# EXERCISE:
Wherever the string "resources" appears, copy the whole line.

# LISTED RECORDS:

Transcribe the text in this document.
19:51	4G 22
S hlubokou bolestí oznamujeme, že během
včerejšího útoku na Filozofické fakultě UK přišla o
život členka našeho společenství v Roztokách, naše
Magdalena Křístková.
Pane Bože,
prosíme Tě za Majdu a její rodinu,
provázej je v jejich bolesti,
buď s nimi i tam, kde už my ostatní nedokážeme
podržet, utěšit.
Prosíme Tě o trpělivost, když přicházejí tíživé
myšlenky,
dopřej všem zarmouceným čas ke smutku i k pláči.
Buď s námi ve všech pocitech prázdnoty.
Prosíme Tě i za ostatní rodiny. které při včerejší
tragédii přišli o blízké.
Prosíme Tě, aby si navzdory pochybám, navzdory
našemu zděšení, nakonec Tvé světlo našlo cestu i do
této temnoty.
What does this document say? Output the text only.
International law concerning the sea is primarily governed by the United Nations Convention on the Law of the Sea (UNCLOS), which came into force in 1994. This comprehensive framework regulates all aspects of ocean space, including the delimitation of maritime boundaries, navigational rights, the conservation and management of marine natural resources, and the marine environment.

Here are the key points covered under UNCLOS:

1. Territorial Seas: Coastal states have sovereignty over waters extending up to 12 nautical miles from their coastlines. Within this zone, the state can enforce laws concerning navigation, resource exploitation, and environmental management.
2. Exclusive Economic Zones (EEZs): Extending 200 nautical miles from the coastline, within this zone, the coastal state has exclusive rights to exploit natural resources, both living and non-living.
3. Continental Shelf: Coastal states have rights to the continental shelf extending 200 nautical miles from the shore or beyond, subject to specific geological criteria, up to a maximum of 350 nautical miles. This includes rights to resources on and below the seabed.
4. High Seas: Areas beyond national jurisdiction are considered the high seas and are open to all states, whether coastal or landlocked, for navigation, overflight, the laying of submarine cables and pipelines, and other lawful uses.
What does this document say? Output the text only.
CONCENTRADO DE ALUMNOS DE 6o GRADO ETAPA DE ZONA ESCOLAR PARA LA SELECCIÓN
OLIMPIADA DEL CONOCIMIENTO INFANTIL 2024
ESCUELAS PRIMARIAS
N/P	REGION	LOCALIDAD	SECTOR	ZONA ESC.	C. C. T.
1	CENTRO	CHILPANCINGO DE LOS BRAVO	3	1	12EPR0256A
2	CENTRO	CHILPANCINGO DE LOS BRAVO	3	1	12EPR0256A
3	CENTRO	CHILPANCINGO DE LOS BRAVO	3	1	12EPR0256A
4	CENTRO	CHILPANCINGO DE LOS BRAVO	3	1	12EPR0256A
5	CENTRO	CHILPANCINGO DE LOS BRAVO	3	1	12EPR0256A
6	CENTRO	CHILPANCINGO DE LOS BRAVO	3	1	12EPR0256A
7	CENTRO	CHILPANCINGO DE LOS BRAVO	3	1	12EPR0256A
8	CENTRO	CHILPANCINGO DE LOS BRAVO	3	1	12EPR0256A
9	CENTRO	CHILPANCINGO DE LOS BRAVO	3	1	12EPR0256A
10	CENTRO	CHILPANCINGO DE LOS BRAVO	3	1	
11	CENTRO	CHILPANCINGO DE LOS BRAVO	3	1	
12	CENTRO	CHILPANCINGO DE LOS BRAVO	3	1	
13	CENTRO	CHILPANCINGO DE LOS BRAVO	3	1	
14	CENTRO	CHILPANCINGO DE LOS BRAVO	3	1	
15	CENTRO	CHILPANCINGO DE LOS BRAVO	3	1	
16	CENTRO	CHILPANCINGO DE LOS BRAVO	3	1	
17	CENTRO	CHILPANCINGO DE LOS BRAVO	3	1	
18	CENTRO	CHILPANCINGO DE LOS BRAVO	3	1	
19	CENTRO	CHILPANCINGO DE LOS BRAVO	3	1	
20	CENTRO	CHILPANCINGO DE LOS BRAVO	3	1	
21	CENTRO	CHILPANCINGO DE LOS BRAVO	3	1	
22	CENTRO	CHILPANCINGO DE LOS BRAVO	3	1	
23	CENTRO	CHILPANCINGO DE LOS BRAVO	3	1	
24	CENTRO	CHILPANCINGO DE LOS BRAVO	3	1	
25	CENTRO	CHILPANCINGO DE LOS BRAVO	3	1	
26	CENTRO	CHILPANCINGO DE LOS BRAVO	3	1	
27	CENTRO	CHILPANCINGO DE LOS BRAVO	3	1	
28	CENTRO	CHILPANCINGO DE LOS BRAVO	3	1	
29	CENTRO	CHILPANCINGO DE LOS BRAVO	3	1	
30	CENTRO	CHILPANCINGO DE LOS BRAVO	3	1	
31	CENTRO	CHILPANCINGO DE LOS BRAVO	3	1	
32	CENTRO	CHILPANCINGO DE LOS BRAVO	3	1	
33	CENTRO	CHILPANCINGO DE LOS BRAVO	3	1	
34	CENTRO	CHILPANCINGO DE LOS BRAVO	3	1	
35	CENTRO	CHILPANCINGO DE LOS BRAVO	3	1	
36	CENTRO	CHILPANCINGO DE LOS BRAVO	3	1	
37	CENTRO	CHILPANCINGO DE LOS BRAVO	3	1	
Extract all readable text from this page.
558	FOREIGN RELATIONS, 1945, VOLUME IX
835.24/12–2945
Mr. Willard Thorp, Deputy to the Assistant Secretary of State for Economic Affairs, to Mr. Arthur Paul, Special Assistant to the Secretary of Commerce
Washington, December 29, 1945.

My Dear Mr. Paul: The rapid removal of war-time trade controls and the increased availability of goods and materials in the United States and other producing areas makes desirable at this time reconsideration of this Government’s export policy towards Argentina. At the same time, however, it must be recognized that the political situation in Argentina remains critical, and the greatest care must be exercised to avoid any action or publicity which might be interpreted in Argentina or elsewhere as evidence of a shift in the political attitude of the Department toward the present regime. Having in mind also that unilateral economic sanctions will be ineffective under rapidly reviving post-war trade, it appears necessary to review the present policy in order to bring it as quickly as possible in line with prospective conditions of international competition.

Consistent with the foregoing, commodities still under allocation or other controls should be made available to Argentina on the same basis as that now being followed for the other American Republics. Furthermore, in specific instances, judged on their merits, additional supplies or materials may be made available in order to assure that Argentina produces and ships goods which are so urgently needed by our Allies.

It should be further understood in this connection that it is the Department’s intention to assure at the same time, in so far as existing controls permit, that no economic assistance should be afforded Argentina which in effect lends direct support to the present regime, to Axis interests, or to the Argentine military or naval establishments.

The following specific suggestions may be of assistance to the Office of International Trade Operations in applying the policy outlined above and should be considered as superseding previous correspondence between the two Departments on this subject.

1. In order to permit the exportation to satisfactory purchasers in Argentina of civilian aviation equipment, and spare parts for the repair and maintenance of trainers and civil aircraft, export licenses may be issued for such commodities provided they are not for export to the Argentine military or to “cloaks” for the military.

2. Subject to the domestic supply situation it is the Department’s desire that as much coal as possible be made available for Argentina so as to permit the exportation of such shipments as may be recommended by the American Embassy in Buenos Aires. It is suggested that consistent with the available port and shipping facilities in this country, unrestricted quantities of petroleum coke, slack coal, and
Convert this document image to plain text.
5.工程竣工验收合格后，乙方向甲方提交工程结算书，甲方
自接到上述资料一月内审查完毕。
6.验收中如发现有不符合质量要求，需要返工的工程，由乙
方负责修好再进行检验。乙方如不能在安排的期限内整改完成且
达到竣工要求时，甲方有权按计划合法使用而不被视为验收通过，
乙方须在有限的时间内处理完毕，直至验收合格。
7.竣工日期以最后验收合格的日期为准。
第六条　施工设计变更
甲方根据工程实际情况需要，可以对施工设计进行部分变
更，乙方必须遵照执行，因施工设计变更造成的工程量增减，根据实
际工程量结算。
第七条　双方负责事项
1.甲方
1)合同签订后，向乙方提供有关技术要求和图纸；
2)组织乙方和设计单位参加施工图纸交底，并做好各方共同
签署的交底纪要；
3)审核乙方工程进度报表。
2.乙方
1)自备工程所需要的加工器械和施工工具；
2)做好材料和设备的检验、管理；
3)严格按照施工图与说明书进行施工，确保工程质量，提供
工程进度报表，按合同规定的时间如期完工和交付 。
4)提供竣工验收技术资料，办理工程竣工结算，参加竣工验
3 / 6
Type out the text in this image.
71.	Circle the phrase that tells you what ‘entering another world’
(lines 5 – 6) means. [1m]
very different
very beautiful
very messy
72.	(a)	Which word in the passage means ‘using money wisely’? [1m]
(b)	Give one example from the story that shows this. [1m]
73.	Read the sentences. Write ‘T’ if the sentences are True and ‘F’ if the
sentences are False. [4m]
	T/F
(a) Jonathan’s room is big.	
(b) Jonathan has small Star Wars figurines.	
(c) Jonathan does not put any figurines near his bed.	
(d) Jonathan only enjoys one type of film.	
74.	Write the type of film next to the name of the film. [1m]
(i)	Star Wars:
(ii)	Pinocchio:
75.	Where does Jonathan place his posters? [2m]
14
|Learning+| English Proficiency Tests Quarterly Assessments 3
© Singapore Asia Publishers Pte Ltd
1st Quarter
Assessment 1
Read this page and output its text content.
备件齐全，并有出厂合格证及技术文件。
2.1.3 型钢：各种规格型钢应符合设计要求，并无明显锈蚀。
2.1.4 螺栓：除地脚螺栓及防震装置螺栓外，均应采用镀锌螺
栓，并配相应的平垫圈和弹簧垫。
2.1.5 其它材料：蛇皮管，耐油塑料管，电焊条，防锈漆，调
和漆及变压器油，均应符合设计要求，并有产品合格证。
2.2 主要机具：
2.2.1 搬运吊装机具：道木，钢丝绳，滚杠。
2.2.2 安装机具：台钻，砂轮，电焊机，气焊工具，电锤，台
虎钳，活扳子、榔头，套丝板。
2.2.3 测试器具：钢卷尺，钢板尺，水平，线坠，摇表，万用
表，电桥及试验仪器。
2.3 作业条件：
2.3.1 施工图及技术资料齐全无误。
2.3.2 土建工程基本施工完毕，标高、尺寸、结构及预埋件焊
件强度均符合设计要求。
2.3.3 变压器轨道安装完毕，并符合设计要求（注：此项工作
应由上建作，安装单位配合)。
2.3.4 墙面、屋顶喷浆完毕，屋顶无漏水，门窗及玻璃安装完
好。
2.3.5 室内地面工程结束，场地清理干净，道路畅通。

# WRITTEN RESPONSE:
International law concerning the sea is primarily governed by the United Nations Convention on the Law of the Sea (UNCLOS), which came into force in 1994. This comprehensive framework regulates all aspects of ocean space, including the delimitation of maritime boundaries, navigational rights, the conservation and management of marine natural resources, and the marine environment.
2. Exclusive Economic Zones (EEZs): Extending 200 nautical miles from the coastline, within this zone, the coastal state has exclusive rights to exploit natural resources, both living and non-living.
3. Continental Shelf: Coastal states have rights to the continental shelf extending 200 nautical miles from the shore or beyond, subject to specific geological criteria, up to a maximum of 350 nautical miles. This includes rights to resources on and below the seabed.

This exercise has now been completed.